What is asked →
Each line containing the word "name" must be reported.

- - - - - - -

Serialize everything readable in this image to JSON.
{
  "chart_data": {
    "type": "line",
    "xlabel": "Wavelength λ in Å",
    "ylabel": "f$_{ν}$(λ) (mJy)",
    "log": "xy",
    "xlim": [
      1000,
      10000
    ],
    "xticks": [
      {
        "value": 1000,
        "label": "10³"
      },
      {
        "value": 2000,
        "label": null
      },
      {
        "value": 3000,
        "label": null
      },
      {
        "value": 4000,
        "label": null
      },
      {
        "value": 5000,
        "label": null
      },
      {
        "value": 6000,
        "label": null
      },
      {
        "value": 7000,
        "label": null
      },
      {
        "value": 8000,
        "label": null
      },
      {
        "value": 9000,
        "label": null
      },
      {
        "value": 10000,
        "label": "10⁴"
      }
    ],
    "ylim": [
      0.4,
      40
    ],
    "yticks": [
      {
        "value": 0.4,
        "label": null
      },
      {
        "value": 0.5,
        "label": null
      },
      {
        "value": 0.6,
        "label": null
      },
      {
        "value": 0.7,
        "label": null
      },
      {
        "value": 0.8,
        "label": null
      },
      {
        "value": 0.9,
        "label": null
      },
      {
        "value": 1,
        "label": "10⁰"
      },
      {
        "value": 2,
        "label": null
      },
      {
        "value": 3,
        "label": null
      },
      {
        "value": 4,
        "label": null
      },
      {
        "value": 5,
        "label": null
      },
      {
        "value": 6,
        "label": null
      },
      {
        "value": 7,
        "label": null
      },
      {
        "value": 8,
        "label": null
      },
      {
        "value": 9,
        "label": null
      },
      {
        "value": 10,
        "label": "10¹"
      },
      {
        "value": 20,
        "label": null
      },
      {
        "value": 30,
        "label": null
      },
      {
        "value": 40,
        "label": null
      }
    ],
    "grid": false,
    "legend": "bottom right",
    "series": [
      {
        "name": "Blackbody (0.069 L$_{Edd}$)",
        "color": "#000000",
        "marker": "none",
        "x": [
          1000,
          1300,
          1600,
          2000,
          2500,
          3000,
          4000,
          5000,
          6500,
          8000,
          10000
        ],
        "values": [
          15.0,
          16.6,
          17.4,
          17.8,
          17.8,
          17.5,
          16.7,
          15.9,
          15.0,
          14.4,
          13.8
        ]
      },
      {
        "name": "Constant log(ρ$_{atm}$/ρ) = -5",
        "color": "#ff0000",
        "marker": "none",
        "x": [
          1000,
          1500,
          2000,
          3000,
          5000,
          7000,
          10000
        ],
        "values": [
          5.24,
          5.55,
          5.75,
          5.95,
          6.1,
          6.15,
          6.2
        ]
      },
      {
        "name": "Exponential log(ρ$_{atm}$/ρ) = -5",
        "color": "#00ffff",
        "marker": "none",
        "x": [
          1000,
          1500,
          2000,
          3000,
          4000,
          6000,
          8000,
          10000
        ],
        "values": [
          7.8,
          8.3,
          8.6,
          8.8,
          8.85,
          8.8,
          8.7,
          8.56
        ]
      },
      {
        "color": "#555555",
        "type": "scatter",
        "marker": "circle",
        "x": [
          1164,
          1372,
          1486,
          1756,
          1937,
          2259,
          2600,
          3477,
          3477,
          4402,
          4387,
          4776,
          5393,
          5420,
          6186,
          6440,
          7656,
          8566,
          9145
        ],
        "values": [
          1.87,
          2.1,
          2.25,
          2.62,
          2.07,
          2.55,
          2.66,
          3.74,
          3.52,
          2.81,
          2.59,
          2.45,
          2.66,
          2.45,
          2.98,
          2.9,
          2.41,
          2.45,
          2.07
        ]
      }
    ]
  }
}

- - - - - - -

Solution to the problem →
        "name": "Blackbody (0.069 L$_{Edd}$)",
        "name": "Constant log(ρ$_{atm}$/ρ) = -5",
        "name": "Exponential log(ρ$_{atm}$/ρ) = -5",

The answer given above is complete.